(Saved entries)

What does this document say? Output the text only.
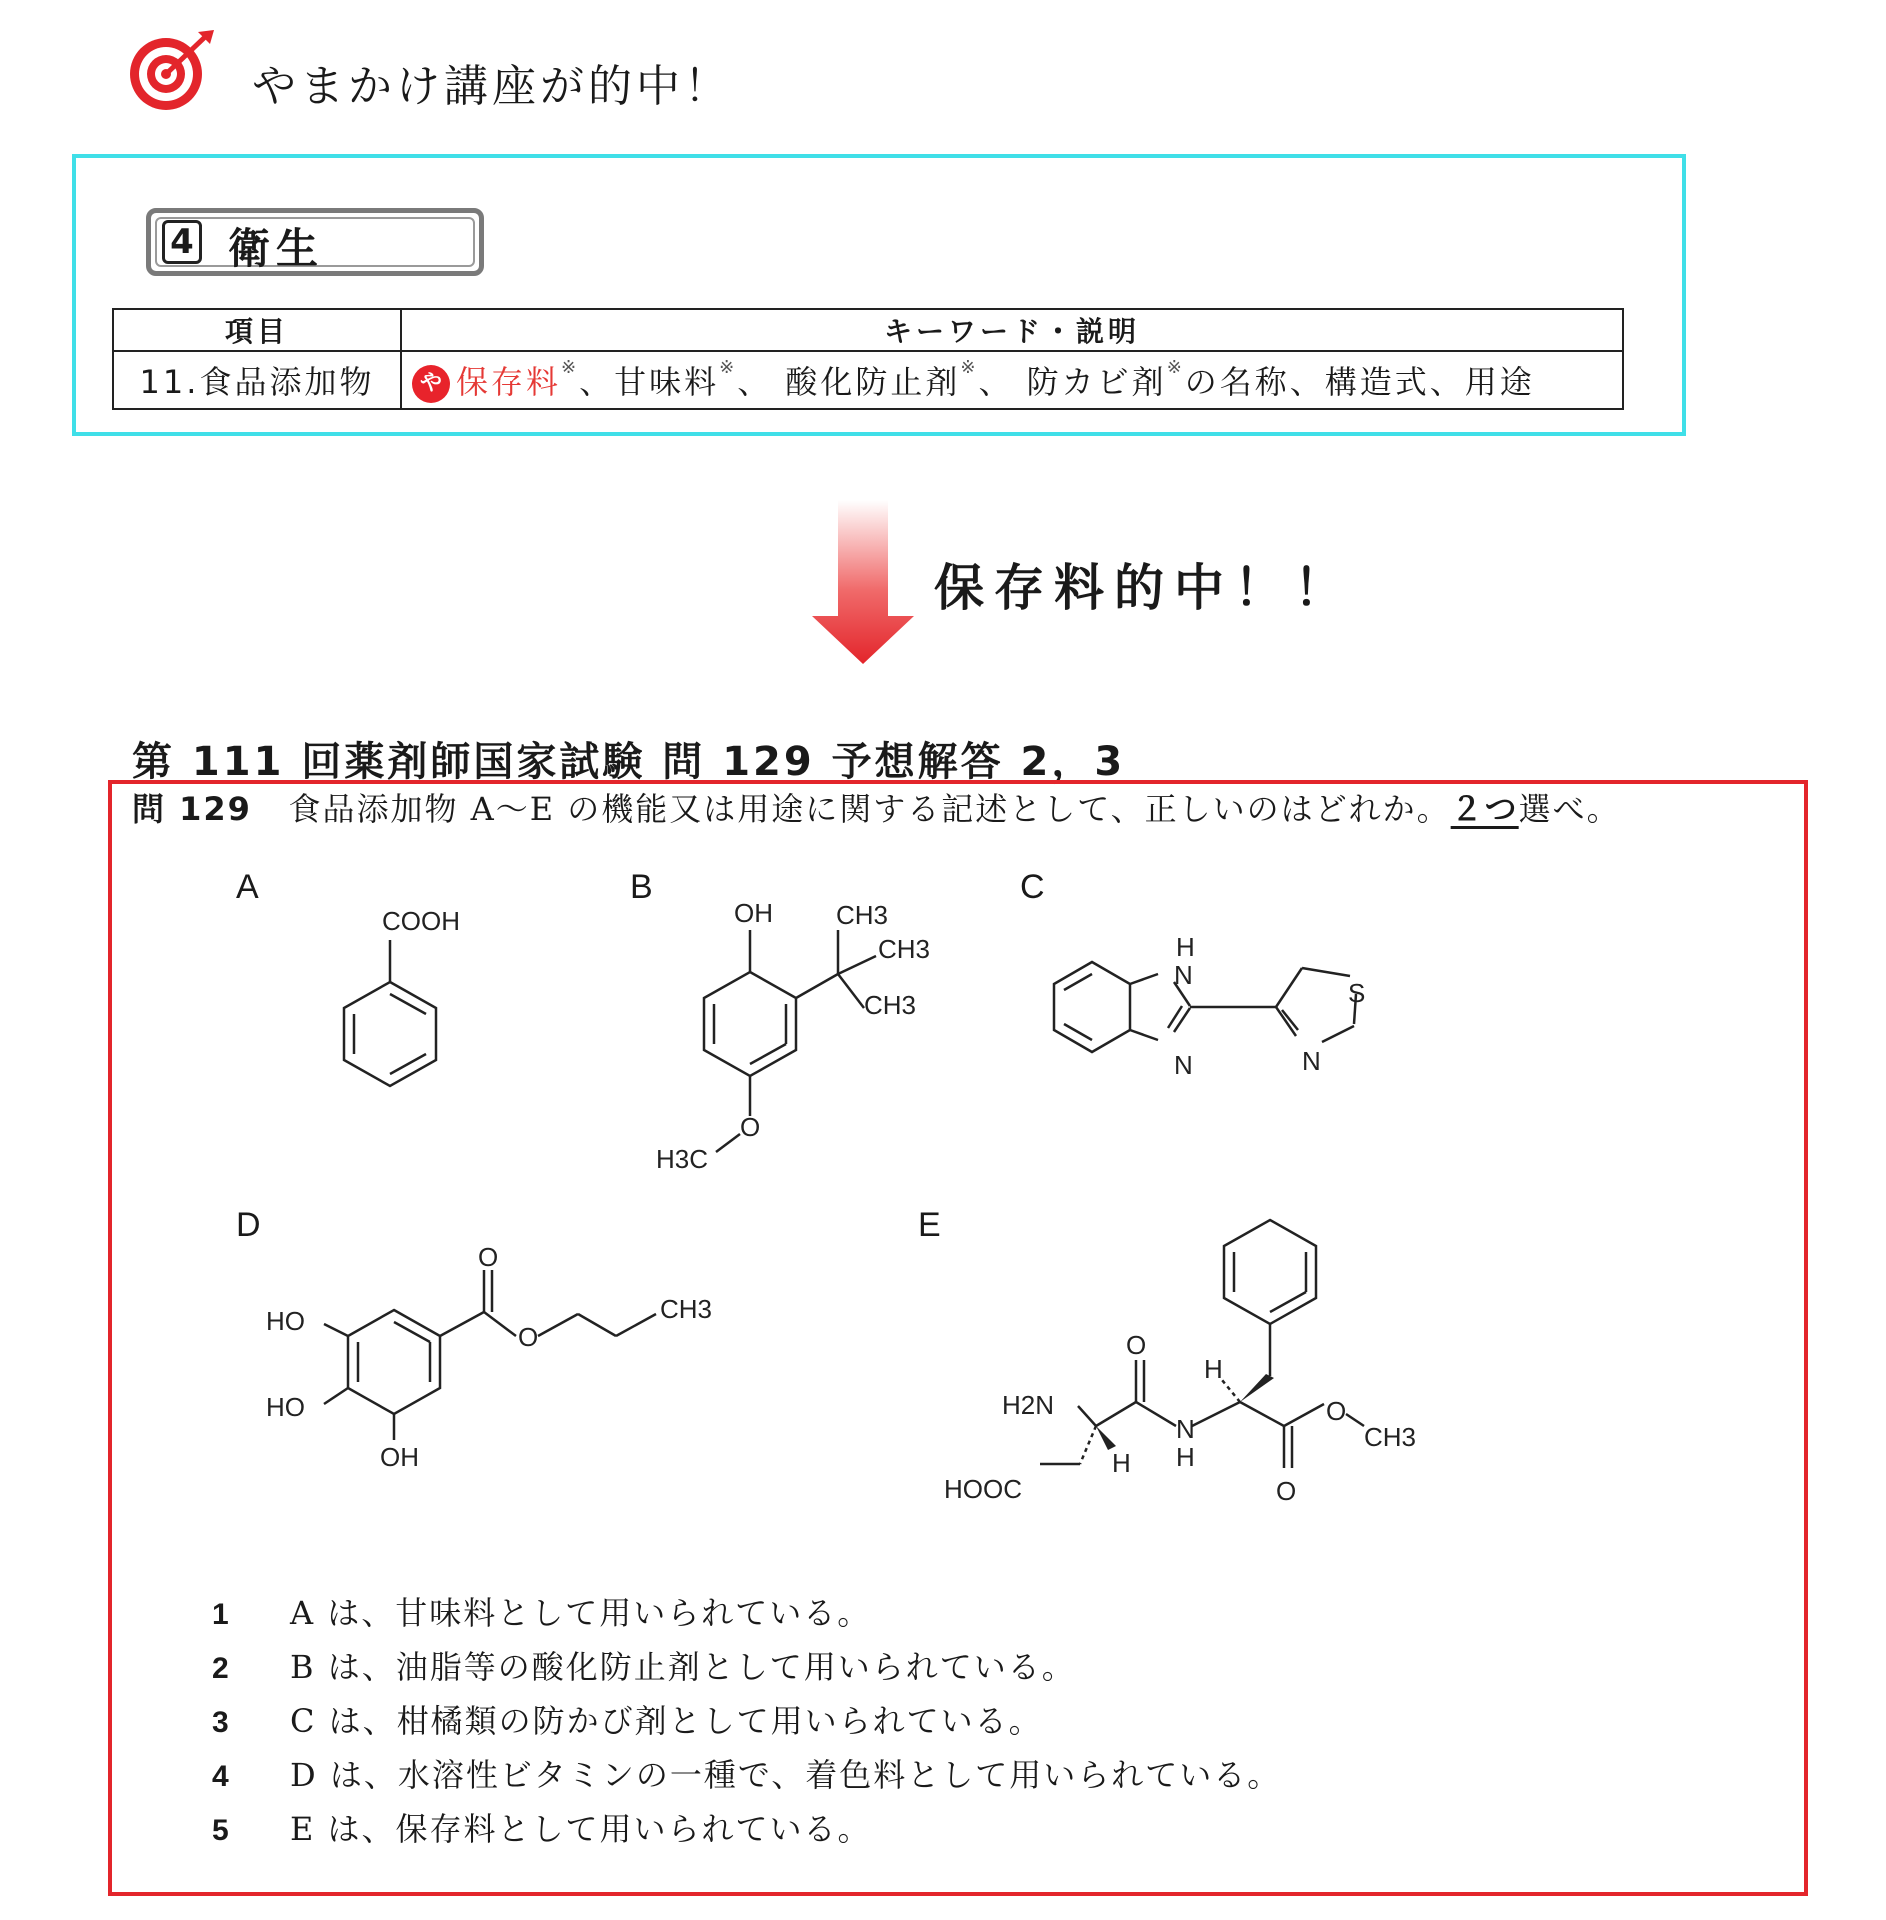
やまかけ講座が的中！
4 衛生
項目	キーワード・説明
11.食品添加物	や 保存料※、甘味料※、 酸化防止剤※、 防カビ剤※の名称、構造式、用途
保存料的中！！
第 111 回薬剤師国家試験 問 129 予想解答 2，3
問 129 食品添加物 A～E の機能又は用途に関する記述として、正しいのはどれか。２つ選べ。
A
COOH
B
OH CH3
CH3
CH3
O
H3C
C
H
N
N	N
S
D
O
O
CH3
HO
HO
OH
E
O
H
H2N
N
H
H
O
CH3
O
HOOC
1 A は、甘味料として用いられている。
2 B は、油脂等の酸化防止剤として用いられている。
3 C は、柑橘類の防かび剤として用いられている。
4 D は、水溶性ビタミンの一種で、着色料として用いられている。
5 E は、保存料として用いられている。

Your goal: Write out all the entries word for word, but skip any images.

Response below:
What does this document say? Output the text only.
やまかけ講座が的中！
4 衛生
項目	キーワード・説明
11.食品添加物	や 保存料※、甘味料※、 酸化防止剤※、 防カビ剤※の名称、構造式、用途
保存料的中！！
第 111 回薬剤師国家試験 問 129 予想解答 2，3
問 129 食品添加物 A～E の機能又は用途に関する記述として、正しいのはどれか。２つ選べ。
A
COOH
B
OH CH3
CH3
CH3
O
H3C
C
H
N
N	N
S
D
O
O
CH3
HO
HO
OH
E
O
H
H2N
N
H
H
O
CH3
O
HOOC
1 A は、甘味料として用いられている。
2 B は、油脂等の酸化防止剤として用いられている。
3 C は、柑橘類の防かび剤として用いられている。
4 D は、水溶性ビタミンの一種で、着色料として用いられている。
5 E は、保存料として用いられている。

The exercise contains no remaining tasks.